**REQUEST**:
Search the material and gather each line with "title" in it.

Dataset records
- - - - -
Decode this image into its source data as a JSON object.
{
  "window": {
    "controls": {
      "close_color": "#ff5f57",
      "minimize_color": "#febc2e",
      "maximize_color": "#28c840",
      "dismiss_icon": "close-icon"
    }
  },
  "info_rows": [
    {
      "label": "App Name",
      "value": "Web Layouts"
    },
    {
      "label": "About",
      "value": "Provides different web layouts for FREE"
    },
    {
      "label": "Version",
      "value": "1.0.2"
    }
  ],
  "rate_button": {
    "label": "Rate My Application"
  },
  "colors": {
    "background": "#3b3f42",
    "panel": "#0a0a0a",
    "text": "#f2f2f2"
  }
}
- - - - -
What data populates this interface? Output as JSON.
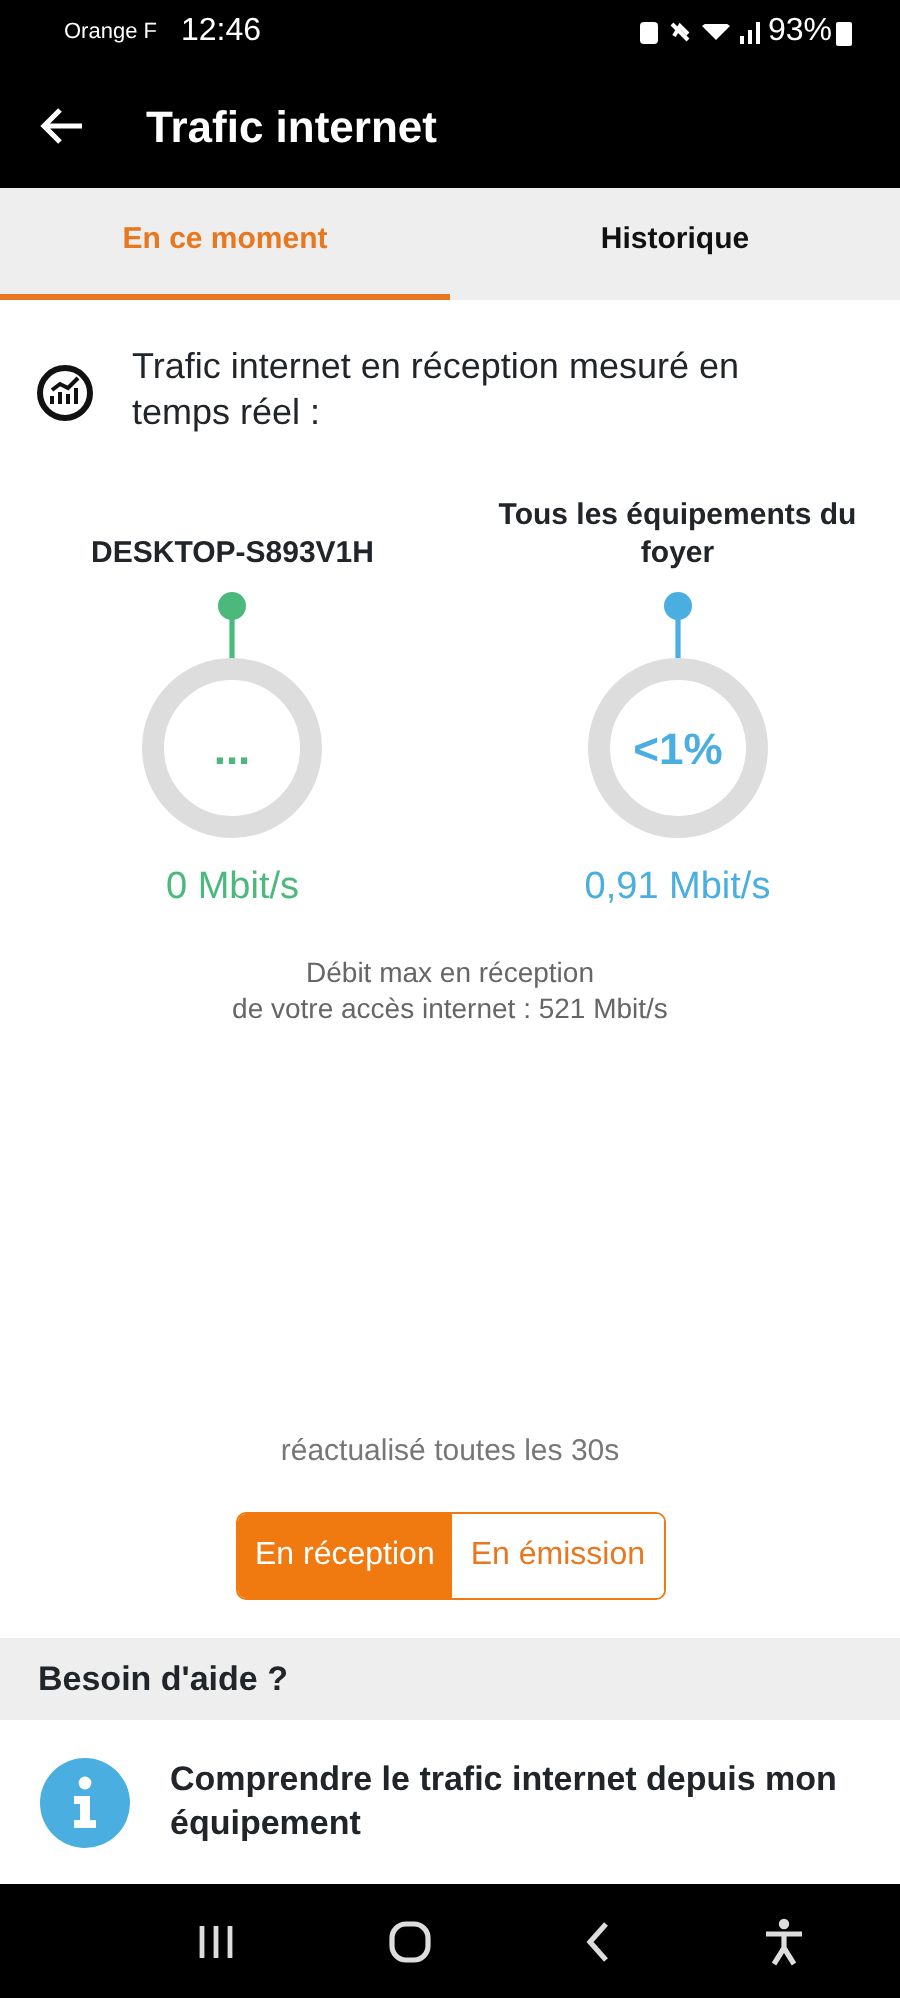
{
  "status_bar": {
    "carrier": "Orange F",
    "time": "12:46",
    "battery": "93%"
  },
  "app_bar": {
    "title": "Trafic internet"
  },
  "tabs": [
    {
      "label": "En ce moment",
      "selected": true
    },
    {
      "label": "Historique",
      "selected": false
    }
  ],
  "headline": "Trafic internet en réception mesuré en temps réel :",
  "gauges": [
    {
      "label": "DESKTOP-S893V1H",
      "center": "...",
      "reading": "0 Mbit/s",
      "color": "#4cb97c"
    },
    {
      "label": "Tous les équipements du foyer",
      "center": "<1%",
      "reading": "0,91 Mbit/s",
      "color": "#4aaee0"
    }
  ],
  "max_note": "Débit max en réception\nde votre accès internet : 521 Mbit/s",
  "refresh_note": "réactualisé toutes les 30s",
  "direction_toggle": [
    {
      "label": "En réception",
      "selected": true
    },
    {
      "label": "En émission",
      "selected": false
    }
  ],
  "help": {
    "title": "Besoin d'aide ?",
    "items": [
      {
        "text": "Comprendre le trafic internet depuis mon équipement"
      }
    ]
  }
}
- - - - -
**SOLVED EXERCISE**:
    "title": "Trafic internet"
    "title": "Besoin d'aide ?",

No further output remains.